▶ Exercise details: Copy every line of the listing that holds the string "this".

-- begin Records provided --

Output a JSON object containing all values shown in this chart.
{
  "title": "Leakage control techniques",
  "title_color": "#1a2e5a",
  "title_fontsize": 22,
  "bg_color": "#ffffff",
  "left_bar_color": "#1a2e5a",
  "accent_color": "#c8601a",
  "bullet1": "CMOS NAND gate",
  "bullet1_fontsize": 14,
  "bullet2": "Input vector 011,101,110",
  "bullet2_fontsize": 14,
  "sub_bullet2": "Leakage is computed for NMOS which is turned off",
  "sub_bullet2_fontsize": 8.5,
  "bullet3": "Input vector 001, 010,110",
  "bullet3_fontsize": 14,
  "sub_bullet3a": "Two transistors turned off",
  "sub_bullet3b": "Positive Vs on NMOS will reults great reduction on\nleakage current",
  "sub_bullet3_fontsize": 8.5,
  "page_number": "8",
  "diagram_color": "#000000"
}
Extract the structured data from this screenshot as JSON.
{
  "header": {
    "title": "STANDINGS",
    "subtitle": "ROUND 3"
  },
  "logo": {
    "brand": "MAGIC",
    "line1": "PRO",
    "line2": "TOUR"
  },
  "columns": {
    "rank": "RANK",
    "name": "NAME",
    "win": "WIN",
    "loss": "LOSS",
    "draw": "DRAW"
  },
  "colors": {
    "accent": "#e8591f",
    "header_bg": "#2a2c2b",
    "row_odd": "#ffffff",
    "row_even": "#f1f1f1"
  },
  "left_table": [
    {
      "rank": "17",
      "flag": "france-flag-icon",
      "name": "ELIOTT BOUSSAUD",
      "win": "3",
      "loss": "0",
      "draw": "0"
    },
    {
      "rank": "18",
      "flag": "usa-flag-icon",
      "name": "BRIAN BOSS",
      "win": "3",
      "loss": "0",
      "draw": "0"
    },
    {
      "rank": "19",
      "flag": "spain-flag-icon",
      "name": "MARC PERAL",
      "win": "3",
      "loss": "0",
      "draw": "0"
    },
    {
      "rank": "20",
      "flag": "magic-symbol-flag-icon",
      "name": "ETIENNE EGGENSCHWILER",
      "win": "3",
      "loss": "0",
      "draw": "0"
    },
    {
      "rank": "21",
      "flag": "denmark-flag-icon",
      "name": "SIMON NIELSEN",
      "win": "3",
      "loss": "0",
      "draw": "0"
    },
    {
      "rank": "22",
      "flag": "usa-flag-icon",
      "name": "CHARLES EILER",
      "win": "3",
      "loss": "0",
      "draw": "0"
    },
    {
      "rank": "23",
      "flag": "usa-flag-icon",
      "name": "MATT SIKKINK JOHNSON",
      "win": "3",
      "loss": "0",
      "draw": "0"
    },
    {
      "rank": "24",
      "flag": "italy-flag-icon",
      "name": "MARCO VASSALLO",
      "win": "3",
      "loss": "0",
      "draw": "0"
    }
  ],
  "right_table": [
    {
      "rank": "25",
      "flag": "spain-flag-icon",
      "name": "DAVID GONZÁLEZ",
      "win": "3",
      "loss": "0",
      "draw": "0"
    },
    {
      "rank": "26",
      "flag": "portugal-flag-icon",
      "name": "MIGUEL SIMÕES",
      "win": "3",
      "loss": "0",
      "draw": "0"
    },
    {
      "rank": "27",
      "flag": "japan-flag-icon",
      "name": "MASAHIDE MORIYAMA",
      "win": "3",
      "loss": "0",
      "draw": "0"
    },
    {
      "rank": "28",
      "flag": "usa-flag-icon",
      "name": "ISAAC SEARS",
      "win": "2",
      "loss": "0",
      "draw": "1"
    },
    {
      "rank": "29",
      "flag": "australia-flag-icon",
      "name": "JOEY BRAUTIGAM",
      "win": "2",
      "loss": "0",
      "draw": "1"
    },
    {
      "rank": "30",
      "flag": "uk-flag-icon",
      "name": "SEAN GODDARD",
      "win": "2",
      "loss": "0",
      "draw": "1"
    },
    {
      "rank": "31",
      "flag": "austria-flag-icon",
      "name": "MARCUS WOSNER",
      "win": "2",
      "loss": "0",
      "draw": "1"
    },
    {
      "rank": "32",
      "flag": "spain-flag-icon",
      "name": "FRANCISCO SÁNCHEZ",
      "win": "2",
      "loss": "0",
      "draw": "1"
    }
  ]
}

-- end Records provided --

▶ Result of the task:
Output a JSON object containing all values shown in this chart.
Extract the structured data from this screenshot as JSON.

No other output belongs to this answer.